What you should do »
Present the following entries again, word for word and in full.

(Collected data entries)
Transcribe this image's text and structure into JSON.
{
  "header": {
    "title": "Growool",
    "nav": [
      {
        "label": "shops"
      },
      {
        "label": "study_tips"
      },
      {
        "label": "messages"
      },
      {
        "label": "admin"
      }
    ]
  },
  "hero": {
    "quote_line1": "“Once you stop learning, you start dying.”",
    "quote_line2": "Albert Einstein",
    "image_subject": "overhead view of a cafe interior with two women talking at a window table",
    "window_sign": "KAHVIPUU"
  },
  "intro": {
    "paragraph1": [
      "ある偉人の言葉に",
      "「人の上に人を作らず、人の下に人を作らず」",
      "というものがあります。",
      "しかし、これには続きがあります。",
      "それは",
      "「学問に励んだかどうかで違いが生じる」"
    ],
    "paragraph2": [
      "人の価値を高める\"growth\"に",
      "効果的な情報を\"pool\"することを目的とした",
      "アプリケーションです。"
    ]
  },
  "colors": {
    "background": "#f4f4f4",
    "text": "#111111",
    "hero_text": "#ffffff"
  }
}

Final answer »
Transcribe this image's text and structure into JSON.
{
  "header": {
    "title": "Growool",
    "nav": [
      {
        "label": "shops"
      },
      {
        "label": "study_tips"
      },
      {
        "label": "messages"
      },
      {
        "label": "admin"
      }
    ]
  },
  "hero": {
    "quote_line1": "“Once you stop learning, you start dying.”",
    "quote_line2": "Albert Einstein",
    "image_subject": "overhead view of a cafe interior with two women talking at a window table",
    "window_sign": "KAHVIPUU"
  },
  "intro": {
    "paragraph1": [
      "ある偉人の言葉に",
      "「人の上に人を作らず、人の下に人を作らず」",
      "というものがあります。",
      "しかし、これには続きがあります。",
      "それは",
      "「学問に励んだかどうかで違いが生じる」"
    ],
    "paragraph2": [
      "人の価値を高める\"growth\"に",
      "効果的な情報を\"pool\"することを目的とした",
      "アプリケーションです。"
    ]
  },
  "colors": {
    "background": "#f4f4f4",
    "text": "#111111",
    "hero_text": "#ffffff"
  }
}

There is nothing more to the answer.